In the passage on prosocial and sophisticated players, what is enough to tell theory-of-mind-dependent optimization apart from prosocial utility?

§ **Provided passage**:
________________

In summary, exactly the same equilibrium behaviour can emerge from sophisticated players with theory of mind, who act entirely out of self-interest and from unsophisticated players who have prosocial altruism, furnished by hierarchical optimisation of their joint-utility function. It is possible that prosocial utility might produce apparently irrational behaviour, in an experimental setting, if it is ignored: Gintis  reviews the evidence for empirically identifiable forms of prosocial behaviour in humans, (strong reciprocity), that may in part explain human sociality. “A strong reciprocator is predisposed to cooperate with others and punish non co-operators, even when this behaviour cannot be justified in terms of extended kinship or reciprocal altruism”. In line with this perspective, provisional fMRI evidence suggests that altruism may not be a cognitive faculty that engages theory of mind but is hard-wired and inherently pleasurable, activating subgenual cortex and septal regions; structures intimately related to social attachment and bonding in other species . In short, bounds on the sophistication of agents can be circumvented by endowing utility with prosocial components, in the context of hierarchical optimisation.
Critically, the equivalence between prosocial and sophisticated behaviour is only at equilibrium. This means that prosocially altruistic agents will adapt the same strategy throughout an iterated game; however, sophisticated agents will optimise their strategy on the basis of the opponent's behaviour, until equilibrium is attained. These strategic changes make it possible to differentiate between the two sorts of agents empirically, using observed responses. To disambiguate between theory of mind dependent optimisation and prosocial utility it is sufficient to establish that players infer on each other. This is why we included fixed models without such inference in our model comparisons of the preceding sections. In the context of the stag-hunt game examined here, we can be fairly confident that subjects employed inference and theory of mind.

________________

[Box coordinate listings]

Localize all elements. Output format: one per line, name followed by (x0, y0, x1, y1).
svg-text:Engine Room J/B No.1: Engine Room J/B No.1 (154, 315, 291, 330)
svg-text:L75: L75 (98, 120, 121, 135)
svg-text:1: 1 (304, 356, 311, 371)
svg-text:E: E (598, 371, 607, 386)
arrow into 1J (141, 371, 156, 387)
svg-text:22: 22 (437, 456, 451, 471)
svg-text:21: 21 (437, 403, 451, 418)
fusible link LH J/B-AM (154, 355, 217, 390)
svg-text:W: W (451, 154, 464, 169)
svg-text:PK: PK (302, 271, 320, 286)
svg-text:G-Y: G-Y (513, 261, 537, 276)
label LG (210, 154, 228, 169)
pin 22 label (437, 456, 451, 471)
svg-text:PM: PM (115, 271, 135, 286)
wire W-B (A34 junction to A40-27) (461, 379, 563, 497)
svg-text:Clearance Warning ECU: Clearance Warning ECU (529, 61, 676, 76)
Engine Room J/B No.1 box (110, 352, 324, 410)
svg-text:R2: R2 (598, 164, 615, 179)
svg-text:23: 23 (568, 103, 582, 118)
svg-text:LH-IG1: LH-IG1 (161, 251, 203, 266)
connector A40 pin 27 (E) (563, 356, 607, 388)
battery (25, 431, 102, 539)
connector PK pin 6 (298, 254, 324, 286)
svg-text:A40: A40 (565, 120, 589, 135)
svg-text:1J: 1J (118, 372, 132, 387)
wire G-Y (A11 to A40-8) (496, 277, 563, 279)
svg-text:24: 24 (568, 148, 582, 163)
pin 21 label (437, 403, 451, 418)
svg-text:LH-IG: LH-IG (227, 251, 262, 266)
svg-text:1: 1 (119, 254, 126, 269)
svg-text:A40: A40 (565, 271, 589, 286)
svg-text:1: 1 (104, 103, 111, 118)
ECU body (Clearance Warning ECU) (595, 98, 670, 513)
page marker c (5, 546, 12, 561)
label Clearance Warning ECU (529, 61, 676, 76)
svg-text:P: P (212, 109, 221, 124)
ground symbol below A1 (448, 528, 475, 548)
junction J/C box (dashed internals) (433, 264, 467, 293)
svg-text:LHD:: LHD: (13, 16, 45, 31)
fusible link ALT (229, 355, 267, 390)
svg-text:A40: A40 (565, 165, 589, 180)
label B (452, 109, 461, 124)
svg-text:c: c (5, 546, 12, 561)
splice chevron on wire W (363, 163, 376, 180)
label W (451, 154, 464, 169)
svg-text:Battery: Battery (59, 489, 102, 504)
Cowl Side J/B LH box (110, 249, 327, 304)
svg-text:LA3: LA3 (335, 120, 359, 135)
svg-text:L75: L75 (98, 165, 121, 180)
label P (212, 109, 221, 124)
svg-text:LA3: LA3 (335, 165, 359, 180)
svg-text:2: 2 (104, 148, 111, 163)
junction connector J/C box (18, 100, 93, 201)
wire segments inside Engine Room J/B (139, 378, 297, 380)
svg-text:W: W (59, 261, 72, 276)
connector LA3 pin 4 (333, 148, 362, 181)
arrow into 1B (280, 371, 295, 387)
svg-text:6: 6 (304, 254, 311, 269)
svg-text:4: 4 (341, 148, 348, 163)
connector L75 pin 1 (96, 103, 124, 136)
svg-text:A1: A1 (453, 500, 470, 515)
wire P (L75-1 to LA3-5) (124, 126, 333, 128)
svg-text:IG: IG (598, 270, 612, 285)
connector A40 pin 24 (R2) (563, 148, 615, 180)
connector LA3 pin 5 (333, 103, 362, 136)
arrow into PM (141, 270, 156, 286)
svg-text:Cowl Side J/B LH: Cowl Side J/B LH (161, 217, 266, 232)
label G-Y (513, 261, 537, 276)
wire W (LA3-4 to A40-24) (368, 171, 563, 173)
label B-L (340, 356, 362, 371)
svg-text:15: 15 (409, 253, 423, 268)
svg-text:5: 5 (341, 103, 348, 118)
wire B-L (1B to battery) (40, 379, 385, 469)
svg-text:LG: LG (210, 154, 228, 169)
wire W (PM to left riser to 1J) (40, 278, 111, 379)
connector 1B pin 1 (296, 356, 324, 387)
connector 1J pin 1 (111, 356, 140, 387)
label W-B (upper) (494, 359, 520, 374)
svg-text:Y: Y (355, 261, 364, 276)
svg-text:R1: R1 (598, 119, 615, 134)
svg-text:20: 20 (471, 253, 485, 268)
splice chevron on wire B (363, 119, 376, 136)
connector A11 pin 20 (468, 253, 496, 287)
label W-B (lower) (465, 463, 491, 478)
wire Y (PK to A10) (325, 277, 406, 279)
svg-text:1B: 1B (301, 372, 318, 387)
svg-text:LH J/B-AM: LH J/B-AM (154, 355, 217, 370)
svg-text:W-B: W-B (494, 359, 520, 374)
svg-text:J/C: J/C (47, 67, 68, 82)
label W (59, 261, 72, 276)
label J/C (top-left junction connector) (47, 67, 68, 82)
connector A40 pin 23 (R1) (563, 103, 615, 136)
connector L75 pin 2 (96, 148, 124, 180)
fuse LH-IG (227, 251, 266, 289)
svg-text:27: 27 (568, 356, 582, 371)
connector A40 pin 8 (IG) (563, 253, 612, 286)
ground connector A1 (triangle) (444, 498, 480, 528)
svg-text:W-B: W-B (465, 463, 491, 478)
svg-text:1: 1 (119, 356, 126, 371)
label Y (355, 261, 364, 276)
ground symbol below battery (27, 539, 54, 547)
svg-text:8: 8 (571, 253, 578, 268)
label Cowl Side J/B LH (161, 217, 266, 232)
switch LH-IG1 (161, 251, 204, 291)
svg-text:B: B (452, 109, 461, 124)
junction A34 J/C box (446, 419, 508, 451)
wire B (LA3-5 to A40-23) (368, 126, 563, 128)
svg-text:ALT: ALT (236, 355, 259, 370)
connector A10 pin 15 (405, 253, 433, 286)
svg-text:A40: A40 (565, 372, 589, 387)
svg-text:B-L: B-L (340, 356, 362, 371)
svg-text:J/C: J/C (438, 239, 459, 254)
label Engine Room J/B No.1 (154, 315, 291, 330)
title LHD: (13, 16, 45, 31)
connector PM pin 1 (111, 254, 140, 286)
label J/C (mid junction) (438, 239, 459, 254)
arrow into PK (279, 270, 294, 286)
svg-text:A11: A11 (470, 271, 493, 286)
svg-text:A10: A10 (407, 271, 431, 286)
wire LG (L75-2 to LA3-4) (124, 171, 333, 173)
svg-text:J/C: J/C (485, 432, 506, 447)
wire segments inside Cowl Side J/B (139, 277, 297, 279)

________________

§ **Written answer**:
Establishing that the players infer on each other.